Excerpts from a figure dataset:
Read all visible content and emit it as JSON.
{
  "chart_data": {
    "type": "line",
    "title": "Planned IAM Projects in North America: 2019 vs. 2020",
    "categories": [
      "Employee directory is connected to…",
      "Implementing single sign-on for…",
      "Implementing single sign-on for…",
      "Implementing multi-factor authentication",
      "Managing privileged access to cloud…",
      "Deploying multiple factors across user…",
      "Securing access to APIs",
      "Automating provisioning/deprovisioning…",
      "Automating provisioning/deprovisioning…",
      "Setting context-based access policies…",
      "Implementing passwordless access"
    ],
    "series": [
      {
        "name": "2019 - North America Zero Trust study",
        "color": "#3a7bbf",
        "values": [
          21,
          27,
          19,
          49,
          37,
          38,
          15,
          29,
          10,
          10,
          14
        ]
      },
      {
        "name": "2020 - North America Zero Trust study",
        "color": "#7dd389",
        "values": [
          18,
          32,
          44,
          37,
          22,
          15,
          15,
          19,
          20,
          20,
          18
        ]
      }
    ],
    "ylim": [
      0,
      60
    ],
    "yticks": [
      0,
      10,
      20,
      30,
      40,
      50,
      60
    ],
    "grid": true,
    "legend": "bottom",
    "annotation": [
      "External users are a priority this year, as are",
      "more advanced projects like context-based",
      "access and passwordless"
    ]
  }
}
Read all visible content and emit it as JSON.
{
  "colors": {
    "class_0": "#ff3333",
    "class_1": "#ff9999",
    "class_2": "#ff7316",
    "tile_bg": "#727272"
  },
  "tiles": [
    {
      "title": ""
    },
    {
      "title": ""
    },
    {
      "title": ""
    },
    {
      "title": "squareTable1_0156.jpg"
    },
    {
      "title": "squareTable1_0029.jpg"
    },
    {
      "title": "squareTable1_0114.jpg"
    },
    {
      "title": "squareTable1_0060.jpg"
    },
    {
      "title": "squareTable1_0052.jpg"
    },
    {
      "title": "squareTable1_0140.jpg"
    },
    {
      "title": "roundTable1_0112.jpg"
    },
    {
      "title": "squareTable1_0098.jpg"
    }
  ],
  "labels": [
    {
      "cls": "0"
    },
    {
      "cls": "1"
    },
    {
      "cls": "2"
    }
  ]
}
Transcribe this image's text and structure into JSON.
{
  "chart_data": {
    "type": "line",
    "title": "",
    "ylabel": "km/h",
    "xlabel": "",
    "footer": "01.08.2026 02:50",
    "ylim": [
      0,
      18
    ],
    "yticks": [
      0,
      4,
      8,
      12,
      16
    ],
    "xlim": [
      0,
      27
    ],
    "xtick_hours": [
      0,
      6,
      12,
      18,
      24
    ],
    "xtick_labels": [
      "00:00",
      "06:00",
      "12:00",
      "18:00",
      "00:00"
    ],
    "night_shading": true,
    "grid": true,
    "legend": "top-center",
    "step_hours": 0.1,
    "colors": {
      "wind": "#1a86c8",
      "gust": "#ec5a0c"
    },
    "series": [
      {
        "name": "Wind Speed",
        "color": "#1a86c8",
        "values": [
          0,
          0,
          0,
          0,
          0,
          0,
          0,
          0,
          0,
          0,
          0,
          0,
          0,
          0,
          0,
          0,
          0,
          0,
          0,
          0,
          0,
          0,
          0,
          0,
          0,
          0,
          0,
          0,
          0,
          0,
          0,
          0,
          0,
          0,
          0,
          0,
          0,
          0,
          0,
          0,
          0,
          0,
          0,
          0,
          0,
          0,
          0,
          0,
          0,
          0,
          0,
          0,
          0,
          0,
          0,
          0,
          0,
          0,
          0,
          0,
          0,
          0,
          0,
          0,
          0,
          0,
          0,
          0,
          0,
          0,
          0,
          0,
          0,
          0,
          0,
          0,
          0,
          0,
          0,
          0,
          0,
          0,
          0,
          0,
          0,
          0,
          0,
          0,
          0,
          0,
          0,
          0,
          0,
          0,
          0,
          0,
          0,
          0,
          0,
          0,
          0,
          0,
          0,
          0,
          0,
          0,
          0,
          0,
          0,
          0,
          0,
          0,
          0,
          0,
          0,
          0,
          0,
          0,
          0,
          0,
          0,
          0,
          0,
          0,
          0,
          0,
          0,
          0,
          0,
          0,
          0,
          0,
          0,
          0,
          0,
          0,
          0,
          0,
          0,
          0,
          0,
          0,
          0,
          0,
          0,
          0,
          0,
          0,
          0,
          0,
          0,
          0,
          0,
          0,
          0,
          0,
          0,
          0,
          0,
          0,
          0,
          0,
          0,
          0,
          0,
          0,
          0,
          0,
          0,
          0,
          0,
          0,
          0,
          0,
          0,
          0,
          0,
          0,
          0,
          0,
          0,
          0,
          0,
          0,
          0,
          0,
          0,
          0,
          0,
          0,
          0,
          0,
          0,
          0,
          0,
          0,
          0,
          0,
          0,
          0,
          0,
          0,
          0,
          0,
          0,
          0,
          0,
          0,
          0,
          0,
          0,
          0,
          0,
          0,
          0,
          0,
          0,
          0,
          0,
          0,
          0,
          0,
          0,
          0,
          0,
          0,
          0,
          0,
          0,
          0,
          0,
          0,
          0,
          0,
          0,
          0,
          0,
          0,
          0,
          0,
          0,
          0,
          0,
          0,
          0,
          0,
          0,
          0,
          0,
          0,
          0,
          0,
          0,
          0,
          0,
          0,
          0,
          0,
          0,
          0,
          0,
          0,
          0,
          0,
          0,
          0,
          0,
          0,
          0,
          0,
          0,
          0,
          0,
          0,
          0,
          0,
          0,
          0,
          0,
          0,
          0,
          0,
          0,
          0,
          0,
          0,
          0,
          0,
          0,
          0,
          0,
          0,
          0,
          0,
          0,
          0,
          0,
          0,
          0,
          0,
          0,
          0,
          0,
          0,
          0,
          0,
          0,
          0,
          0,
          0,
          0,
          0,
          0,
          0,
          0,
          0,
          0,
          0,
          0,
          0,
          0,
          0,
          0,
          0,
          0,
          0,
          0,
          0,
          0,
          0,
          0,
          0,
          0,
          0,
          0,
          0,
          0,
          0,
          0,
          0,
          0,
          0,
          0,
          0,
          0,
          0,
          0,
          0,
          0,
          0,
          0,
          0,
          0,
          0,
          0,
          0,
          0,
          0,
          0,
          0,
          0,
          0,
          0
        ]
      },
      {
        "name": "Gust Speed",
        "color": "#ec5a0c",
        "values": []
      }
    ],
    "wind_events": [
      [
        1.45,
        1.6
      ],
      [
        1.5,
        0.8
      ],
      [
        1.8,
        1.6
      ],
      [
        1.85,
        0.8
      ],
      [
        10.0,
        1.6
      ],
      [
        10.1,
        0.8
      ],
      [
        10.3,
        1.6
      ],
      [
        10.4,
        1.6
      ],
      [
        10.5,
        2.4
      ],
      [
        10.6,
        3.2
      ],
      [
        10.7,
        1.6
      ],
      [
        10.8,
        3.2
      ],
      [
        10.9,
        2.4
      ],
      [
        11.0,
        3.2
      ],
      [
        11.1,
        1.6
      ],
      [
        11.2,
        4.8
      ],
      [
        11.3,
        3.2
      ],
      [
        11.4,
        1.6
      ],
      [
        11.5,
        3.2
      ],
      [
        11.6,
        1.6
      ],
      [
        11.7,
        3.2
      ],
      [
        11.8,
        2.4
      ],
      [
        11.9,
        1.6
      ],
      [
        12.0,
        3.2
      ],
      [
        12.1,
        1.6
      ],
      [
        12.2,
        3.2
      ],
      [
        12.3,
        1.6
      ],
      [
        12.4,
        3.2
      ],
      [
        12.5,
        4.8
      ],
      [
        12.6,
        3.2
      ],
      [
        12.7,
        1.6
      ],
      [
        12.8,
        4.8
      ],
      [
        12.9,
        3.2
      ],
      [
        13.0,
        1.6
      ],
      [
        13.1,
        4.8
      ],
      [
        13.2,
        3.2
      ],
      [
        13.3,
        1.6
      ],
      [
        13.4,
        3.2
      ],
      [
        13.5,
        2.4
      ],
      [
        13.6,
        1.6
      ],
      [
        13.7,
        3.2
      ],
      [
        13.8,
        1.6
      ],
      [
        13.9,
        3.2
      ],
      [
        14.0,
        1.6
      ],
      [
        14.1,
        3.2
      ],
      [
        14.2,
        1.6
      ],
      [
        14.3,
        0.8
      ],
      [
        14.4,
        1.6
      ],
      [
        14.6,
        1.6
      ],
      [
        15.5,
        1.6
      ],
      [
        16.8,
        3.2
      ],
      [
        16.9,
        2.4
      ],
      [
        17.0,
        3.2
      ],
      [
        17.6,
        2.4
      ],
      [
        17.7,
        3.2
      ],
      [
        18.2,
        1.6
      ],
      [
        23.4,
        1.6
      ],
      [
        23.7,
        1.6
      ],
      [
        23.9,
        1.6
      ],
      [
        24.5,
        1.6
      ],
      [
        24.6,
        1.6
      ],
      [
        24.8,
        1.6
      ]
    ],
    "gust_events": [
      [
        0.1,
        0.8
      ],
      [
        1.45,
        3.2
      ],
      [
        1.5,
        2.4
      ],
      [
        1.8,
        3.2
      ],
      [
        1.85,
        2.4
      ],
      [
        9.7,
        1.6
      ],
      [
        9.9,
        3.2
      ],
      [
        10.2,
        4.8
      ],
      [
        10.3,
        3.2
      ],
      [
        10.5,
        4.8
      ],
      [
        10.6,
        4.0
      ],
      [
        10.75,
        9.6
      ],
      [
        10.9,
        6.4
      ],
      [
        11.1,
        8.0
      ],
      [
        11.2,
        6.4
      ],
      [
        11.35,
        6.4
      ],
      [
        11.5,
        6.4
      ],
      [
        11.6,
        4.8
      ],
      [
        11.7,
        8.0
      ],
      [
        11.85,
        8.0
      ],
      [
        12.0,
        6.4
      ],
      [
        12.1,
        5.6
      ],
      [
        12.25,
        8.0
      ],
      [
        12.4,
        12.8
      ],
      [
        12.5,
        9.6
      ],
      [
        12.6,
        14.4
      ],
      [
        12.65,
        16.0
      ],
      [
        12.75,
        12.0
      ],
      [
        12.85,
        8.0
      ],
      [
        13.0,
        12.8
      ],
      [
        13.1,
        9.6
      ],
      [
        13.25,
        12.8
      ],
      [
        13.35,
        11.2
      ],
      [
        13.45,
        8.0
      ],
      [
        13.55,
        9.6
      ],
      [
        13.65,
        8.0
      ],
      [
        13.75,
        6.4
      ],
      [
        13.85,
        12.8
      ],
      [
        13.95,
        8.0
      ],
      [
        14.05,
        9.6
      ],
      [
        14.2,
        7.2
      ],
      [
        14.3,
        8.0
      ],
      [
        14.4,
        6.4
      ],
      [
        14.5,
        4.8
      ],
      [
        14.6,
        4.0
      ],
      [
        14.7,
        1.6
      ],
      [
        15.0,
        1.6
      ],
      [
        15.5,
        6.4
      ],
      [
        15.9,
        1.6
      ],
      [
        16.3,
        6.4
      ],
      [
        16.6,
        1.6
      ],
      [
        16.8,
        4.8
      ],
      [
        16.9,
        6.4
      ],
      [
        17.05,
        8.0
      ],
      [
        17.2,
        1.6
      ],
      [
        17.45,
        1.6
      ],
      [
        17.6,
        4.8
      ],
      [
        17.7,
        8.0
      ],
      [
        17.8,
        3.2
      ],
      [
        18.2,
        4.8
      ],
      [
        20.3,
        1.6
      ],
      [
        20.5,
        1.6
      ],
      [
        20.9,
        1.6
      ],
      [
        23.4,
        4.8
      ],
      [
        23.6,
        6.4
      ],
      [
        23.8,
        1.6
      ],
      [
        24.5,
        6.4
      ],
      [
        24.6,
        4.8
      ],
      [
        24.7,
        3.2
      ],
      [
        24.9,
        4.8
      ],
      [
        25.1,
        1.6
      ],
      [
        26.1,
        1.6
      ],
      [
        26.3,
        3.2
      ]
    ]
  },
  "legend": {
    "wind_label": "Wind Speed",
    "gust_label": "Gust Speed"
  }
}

_Task description_. Consider the entries above and return each line with the string "North".

_Full answer_.
    "title": "Planned IAM Projects in North America: 2019 vs. 2020",
        "name": "2019 - North America Zero Trust study",
        "name": "2020 - North America Zero Trust study",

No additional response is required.